Exercise objective: Reply with one number only, the count of lines holding the string "foul".

(Rows from a dataset)
<<<<

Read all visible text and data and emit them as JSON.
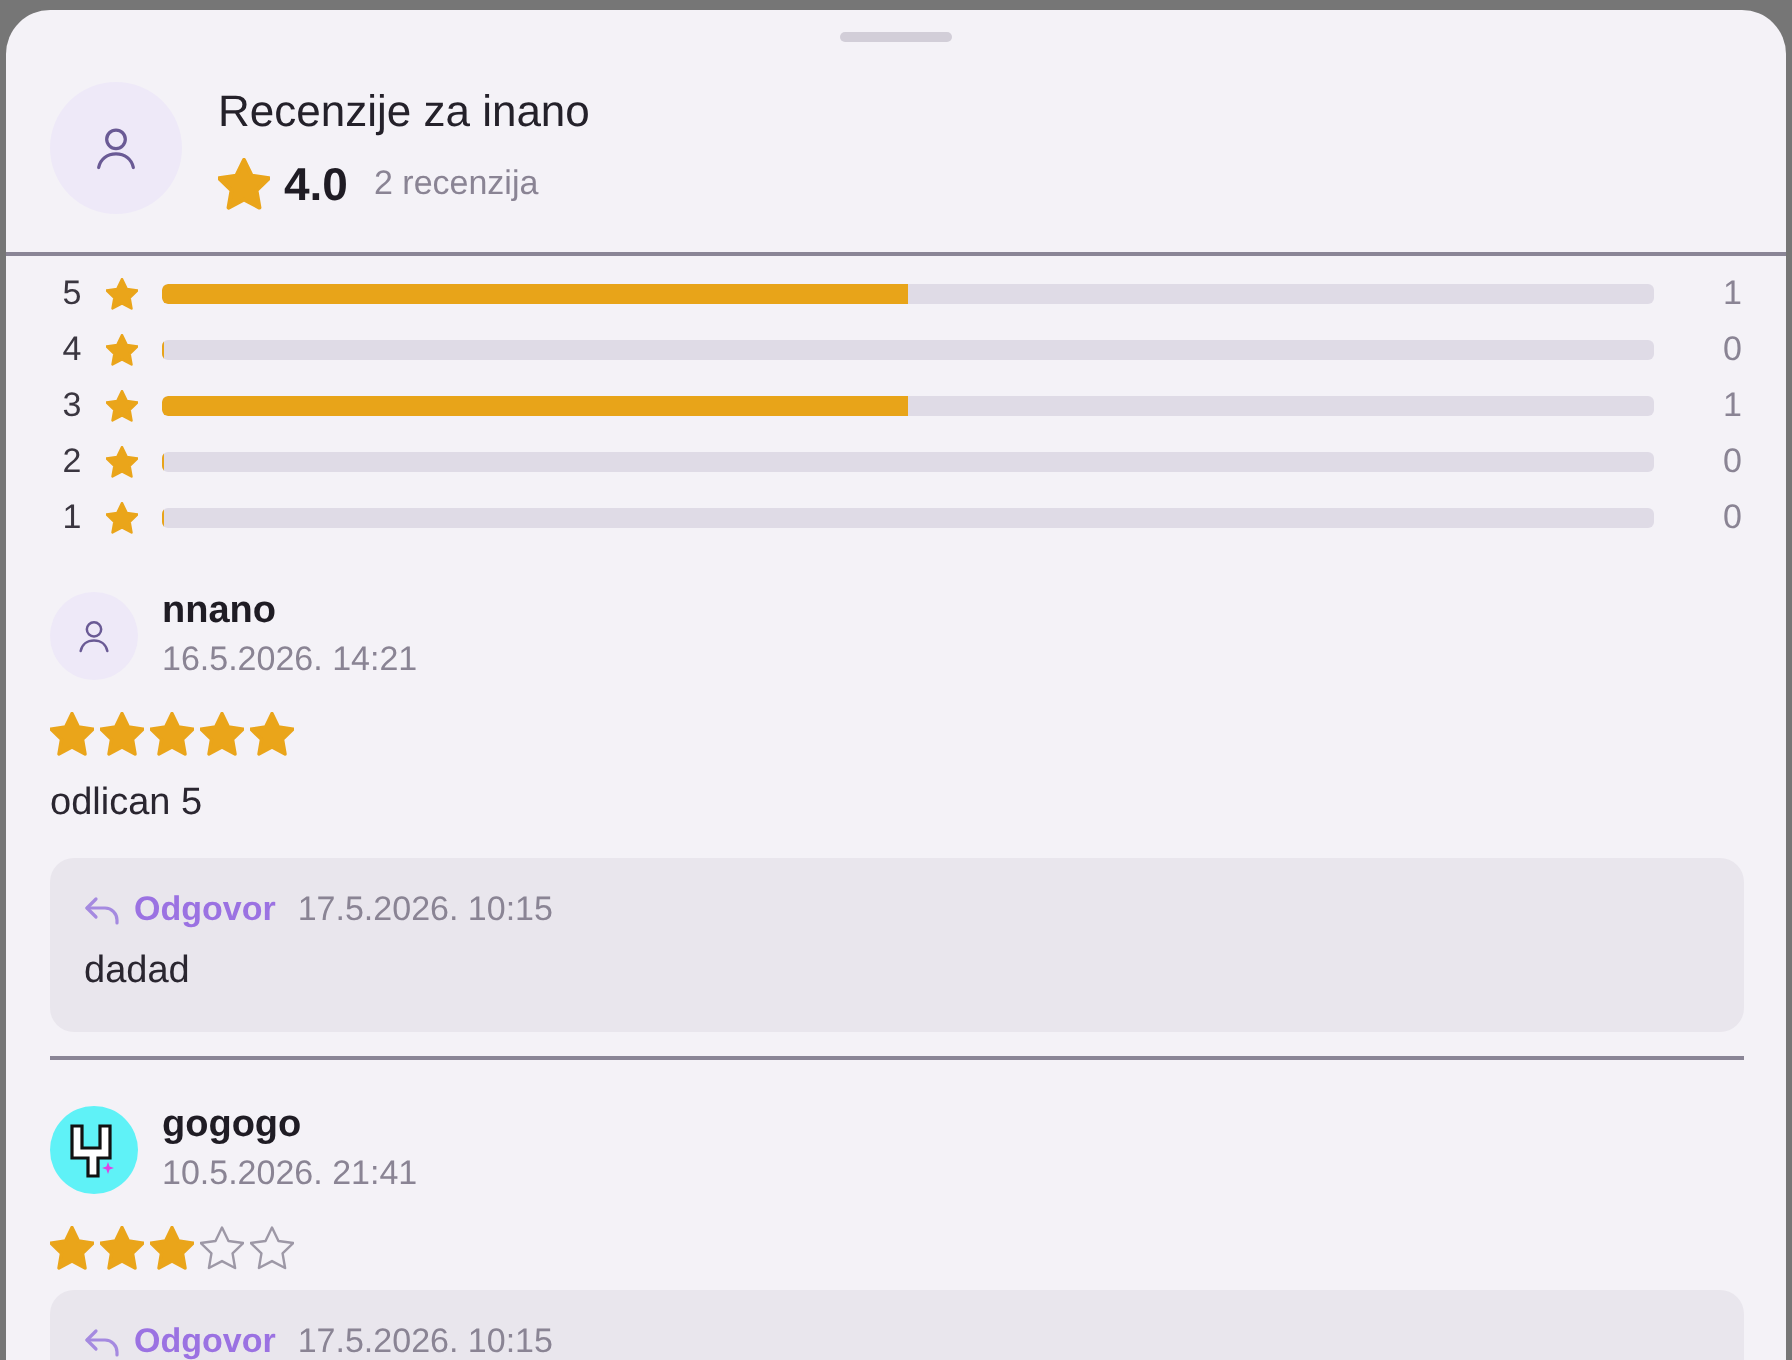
{
  "header": {
    "title": "Recenzije za inano",
    "average": "4.0",
    "count": "2 recenzija"
  },
  "distribution": [
    {
      "label": "5",
      "level": 0.5,
      "count": "1"
    },
    {
      "label": "4",
      "level": 0,
      "count": "0"
    },
    {
      "label": "3",
      "level": 0.5,
      "count": "1"
    },
    {
      "label": "2",
      "level": 0,
      "count": "0"
    },
    {
      "label": "1",
      "level": 0,
      "count": "0"
    }
  ],
  "reviews": [
    {
      "author": "nnano",
      "avatar": {
        "kind": "default"
      },
      "date": "16.5.2026. 14:21",
      "stars": 5,
      "text": "odlican 5",
      "reply": {
        "label": "Odgovor",
        "date": "17.5.2026. 10:15",
        "text": "dadad"
      }
    },
    {
      "author": "gogogo",
      "avatar": {
        "kind": "image"
      },
      "date": "10.5.2026. 21:41",
      "stars": 3,
      "reply": {
        "label": "Odgovor",
        "date": "17.5.2026. 10:15"
      }
    }
  ]
}
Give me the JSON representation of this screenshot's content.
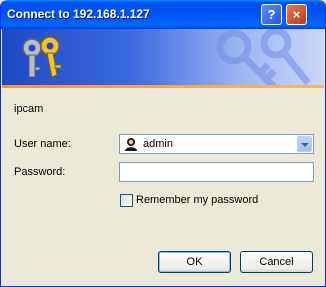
{
  "window": {
    "title": "Connect to 192.168.1.127",
    "help_label": "?",
    "close_label": "×"
  },
  "realm": "ipcam",
  "form": {
    "username_label": "User name:",
    "username_value": "admin",
    "password_label": "Password:",
    "password_value": "",
    "remember_label": "Remember my password",
    "remember_checked": false
  },
  "buttons": {
    "ok": "OK",
    "cancel": "Cancel"
  },
  "colors": {
    "titlebar": "#0053EE",
    "banner": "#3B6AE0",
    "accent_line": "#F59433"
  }
}
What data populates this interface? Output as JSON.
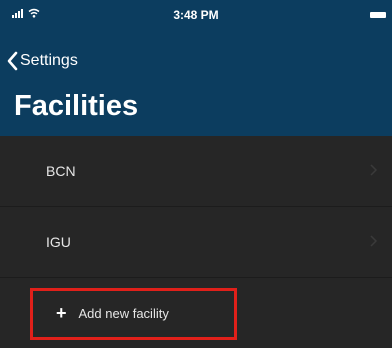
{
  "status_bar": {
    "time": "3:48 PM"
  },
  "nav": {
    "back_label": "Settings",
    "title": "Facilities"
  },
  "facilities": [
    {
      "label": "BCN"
    },
    {
      "label": "IGU"
    }
  ],
  "add_action": {
    "label": "Add new facility",
    "icon": "plus-icon"
  },
  "colors": {
    "header": "#0c3d5f",
    "background": "#262626",
    "highlight": "#e0201a"
  }
}
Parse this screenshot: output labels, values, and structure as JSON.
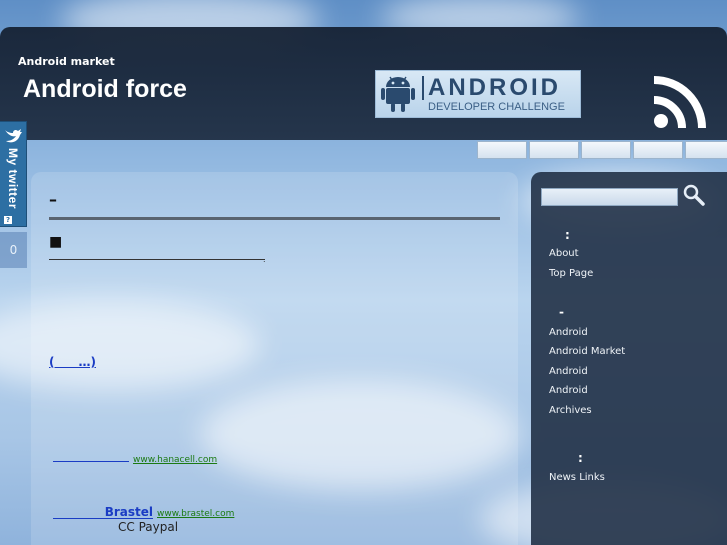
{
  "header": {
    "subtitle": "Android market",
    "title": "Android force",
    "banner": {
      "word": "ANDROID",
      "sub": "DEVELOPER CHALLENGE"
    }
  },
  "twitter_tab": {
    "label": "My twitter",
    "help": "?"
  },
  "counter": "0",
  "main": {
    "title": "–",
    "bullet": "■",
    "more_link": "(　　…)",
    "ads": [
      {
        "name": "",
        "url": "www.hanacell.com"
      },
      {
        "name": "Brastel",
        "url": "www.brastel.com",
        "desc": "CC Paypal"
      }
    ]
  },
  "sidebar": {
    "widget1": {
      "head": ":",
      "links": [
        "About",
        "Top Page"
      ]
    },
    "widget2": {
      "head": "-",
      "links": [
        "Android",
        "Android Market",
        "Android",
        "Android",
        "Archives"
      ]
    },
    "widget3": {
      "head": ":",
      "links": [
        "News Links"
      ]
    }
  },
  "colors": {
    "link": "#1a3cc4",
    "ad_url": "#1b7a12",
    "panel": "#1e2c42",
    "twitter": "#2d6fa3"
  }
}
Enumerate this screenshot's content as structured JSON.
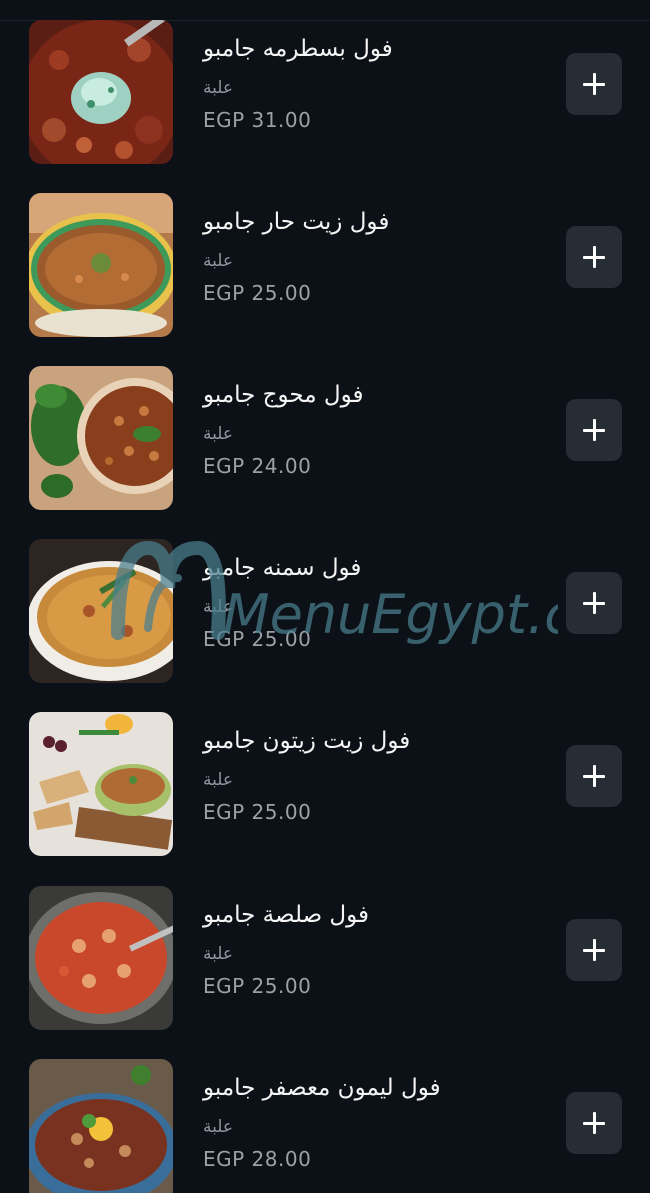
{
  "currency": "EGP",
  "items": [
    {
      "name": "فول بسطرمه جامبو",
      "unit": "علبة",
      "price": "EGP 31.00",
      "add_label": "+",
      "image": "stew-with-herbs-image"
    },
    {
      "name": "فول زيت حار جامبو",
      "unit": "علبة",
      "price": "EGP 25.00",
      "add_label": "+",
      "image": "bowl-of-foul-image"
    },
    {
      "name": "فول محوج جامبو",
      "unit": "علبة",
      "price": "EGP 24.00",
      "add_label": "+",
      "image": "beans-with-spinach-image"
    },
    {
      "name": "فول سمنه جامبو",
      "unit": "علبة",
      "price": "EGP 25.00",
      "add_label": "+",
      "image": "soup-bowl-image"
    },
    {
      "name": "فول زيت زيتون جامبو",
      "unit": "علبة",
      "price": "EGP 25.00",
      "add_label": "+",
      "image": "foul-with-bread-image"
    },
    {
      "name": "فول صلصة جامبو",
      "unit": "علبة",
      "price": "EGP 25.00",
      "add_label": "+",
      "image": "tomato-beans-image"
    },
    {
      "name": "فول ليمون معصفر جامبو",
      "unit": "علبة",
      "price": "EGP 28.00",
      "add_label": "+",
      "image": "beans-with-lemon-image"
    }
  ],
  "watermark": "MenuEgypt.com",
  "colors": {
    "background": "#0c1117",
    "button_bg": "#262d35",
    "muted_text": "#8f959c",
    "watermark": "#4a7f8f"
  }
}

>>>>

Response to the task: 2